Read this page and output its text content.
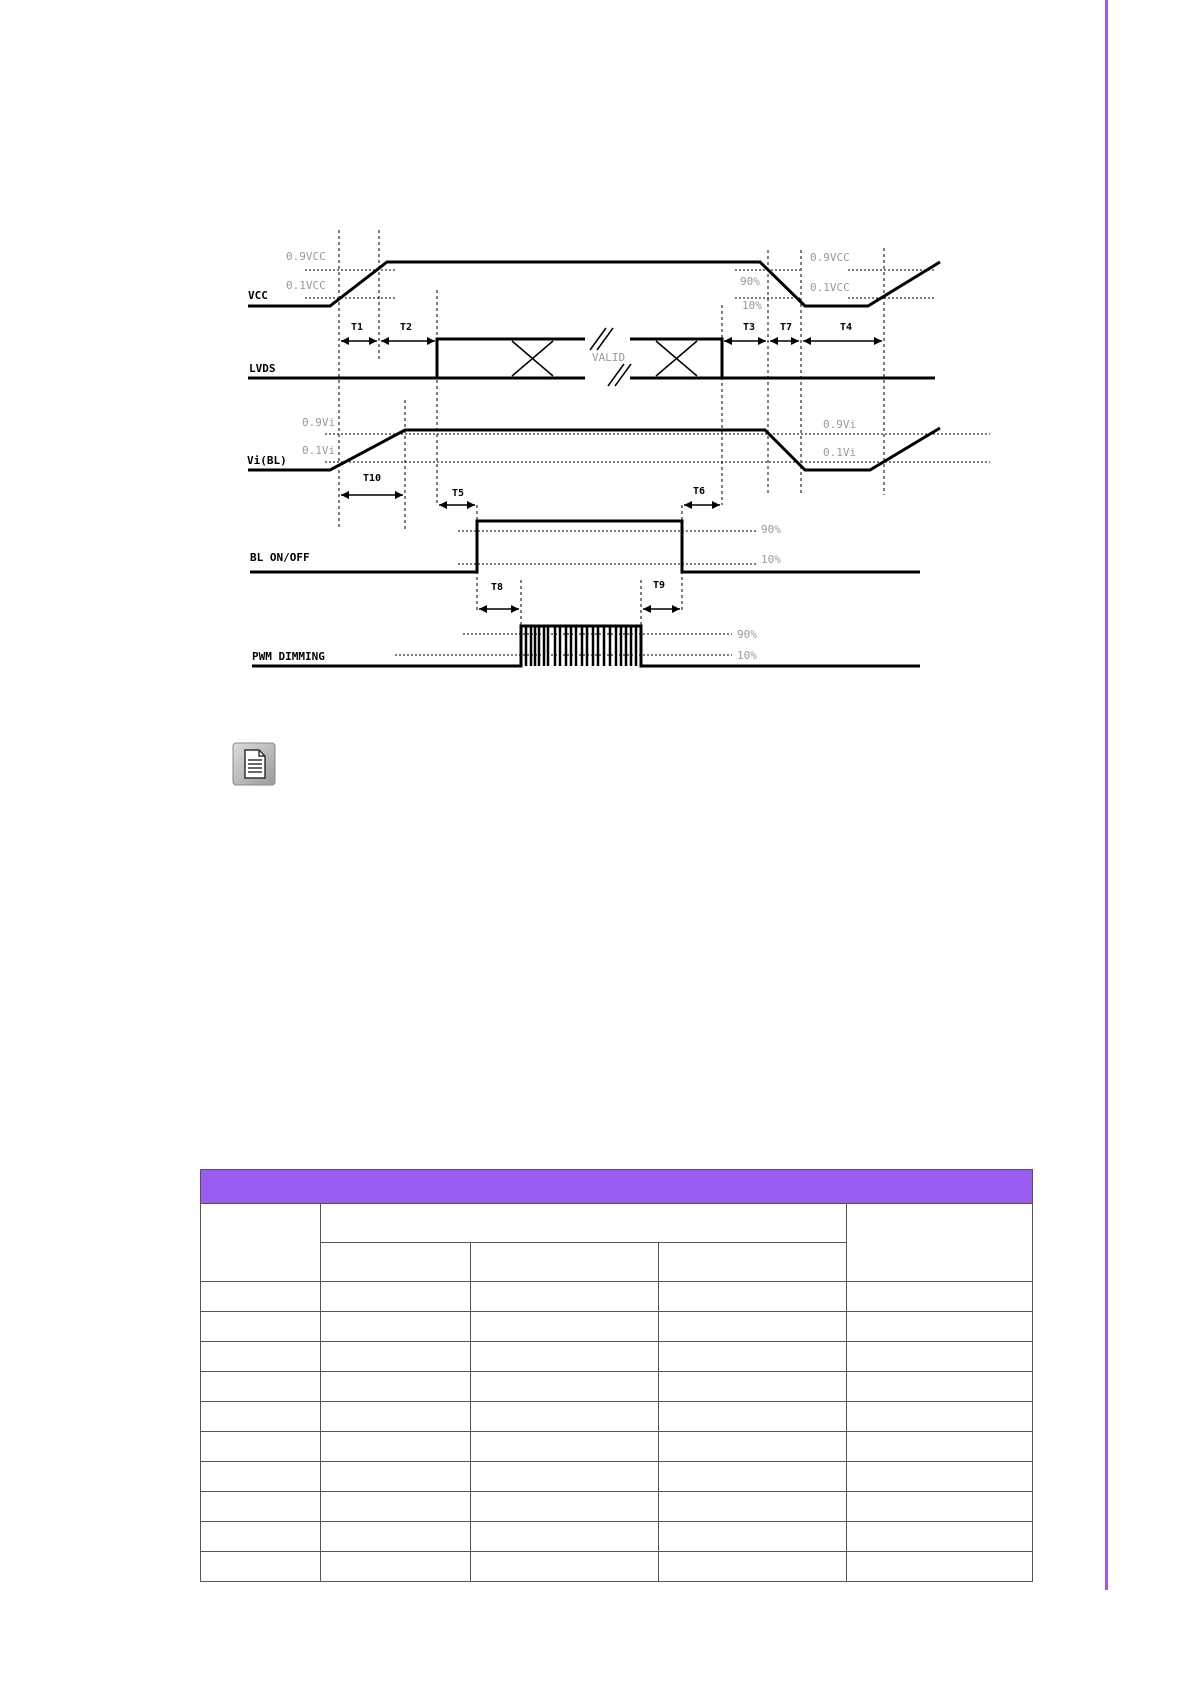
VCC
LVDS
Vi(BL)
BL ON/OFF
PWM DIMMING
0.9VCC
0.1VCC	90%
10%
0.9VCC
0.1VCC
VALID
0.9Vi
0.1Vi
0.9Vi
0.1Vi
90%
10%
90%
10%
T1	T2	T3 T7	T4
T10
T5	T6
T8	T9
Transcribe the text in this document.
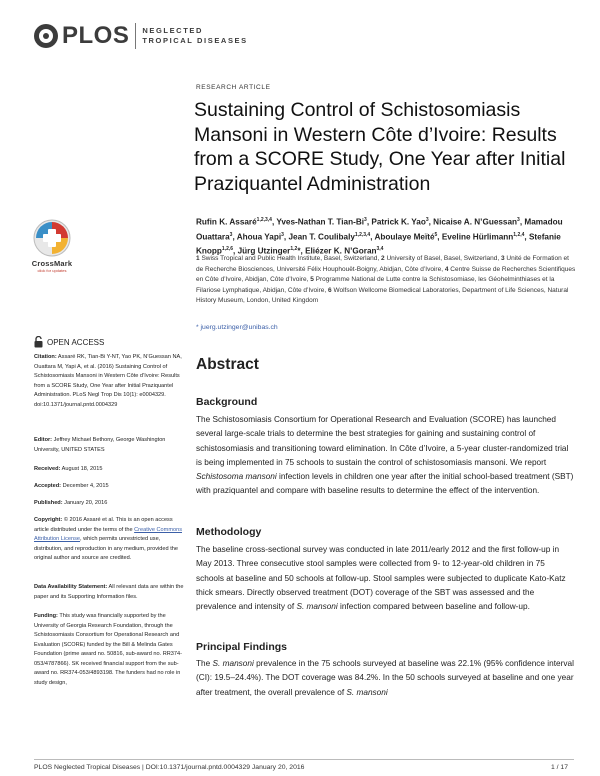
PLOS NEGLECTED
TROPICAL DISEASES
RESEARCH ARTICLE
Sustaining Control of Schistosomiasis Mansoni in Western Côte d’Ivoire: Results from a SCORE Study, One Year after Initial Praziquantel Administration
Rufin K. Assaré$^{1,2,3,4}$, Yves-Nathan T. Tian-Bi$^3$, Patrick K. Yao$^3$, Nicaise A. N’Guessan$^3$, Mamadou Ouattara$^3$, Ahoua Yapi$^3$, Jean T. Coulibaly$^{1,2,3,4}$, Aboulaye Meïté$^5$, Eveline Hürlimann$^{1,2,4}$, Stefanie Knopp$^{1,2,6}$, Jürg Utzinger$^{1,2}$*, Eliézer K. N’Goran$^{3,4}$
1 Swiss Tropical and Public Health Institute, Basel, Switzerland, 2 University of Basel, Basel, Switzerland, 3 Unité de Formation et de Recherche Biosciences, Université Félix Houphouët-Boigny, Abidjan, Côte d’Ivoire, 4 Centre Suisse de Recherches Scientifiques en Côte d’Ivoire, Abidjan, Côte d’Ivoire, 5 Programme National de Lutte contre la Schistosomiase, les Géohelminthiases et la Filariose Lymphatique, Abidjan, Côte d’Ivoire, 6 Wolfson Wellcome Biomedical Laboratories, Department of Life Sciences, Natural History Museum, London, United Kingdom
* juerg.utzinger@unibas.ch
Abstract
Background

The Schistosomiasis Consortium for Operational Research and Evaluation (SCORE) has launched several large-scale trials to determine the best strategies for gaining and sustaining control of schistosomiasis and transitioning toward elimination. In Côte d’Ivoire, a 5-year cluster-randomized trial is being implemented in 75 schools to sustain the control of schistosomiasis mansoni. We report Schistosoma mansoni infection levels in children one year after the initial school-based treatment (SBT) with praziquantel and compare with baseline results to determine the effect of the intervention.

Methodology

The baseline cross-sectional survey was conducted in late 2011/early 2012 and the first follow-up in May 2013. Three consecutive stool samples were collected from 9- to 12-year-old children in 75 schools at baseline and 50 schools at follow-up. Stool samples were subjected to duplicate Kato-Katz thick smears. Directly observed treatment (DOT) coverage of the SBT was assessed and the prevalence and intensity of S. mansoni infection compared between baseline and follow-up.

Principal Findings

The S. mansoni prevalence in the 75 schools surveyed at baseline was 22.1% (95% confidence interval (CI): 19.5–24.4%). The DOT coverage was 84.2%. In the 50 schools surveyed at baseline and one year after treatment, the overall prevalence of S. mansoni

CrossMark
click for updates
OPEN ACCESS
Citation: Assaré RK, Tian-Bi Y-NT, Yao PK, N’Guessan NA, Ouattara M, Yapi A, et al. (2016) Sustaining Control of Schistosomiasis Mansoni in Western Côte d’Ivoire: Results from a SCORE Study, One Year after Initial Praziquantel Administration. PLoS Negl Trop Dis 10(1): e0004329. doi:10.1371/journal.pntd.0004329
Editor: Jeffrey Michael Bethony, George Washington University, UNITED STATES
Received: August 18, 2015
Accepted: December 4, 2015
Published: January 20, 2016
Copyright: © 2016 Assaré et al. This is an open access article distributed under the terms of the Creative Commons Attribution License, which permits unrestricted use, distribution, and reproduction in any medium, provided the original author and source are credited.
Data Availability Statement: All relevant data are within the paper and its Supporting Information files.
Funding: This study was financially supported by the University of Georgia Research Foundation, through the Schistosomiasis Consortium for Operational Research and Evaluation (SCORE) funded by the Bill & Melinda Gates Foundation (prime award no. 50816, sub-award no. RR374-053/4787866). SK received financial support from the sub-award no. RR374-053/4893198. The funders had no role in study design,
PLOS Neglected Tropical Diseases | DOI:10.1371/journal.pntd.0004329 January 20, 2016	1 / 17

+ + +

→ Goal
Take each line containing the string "text" and copy it out.

→ Final result
Read this page and output its text content.
Transcribe the text in this document.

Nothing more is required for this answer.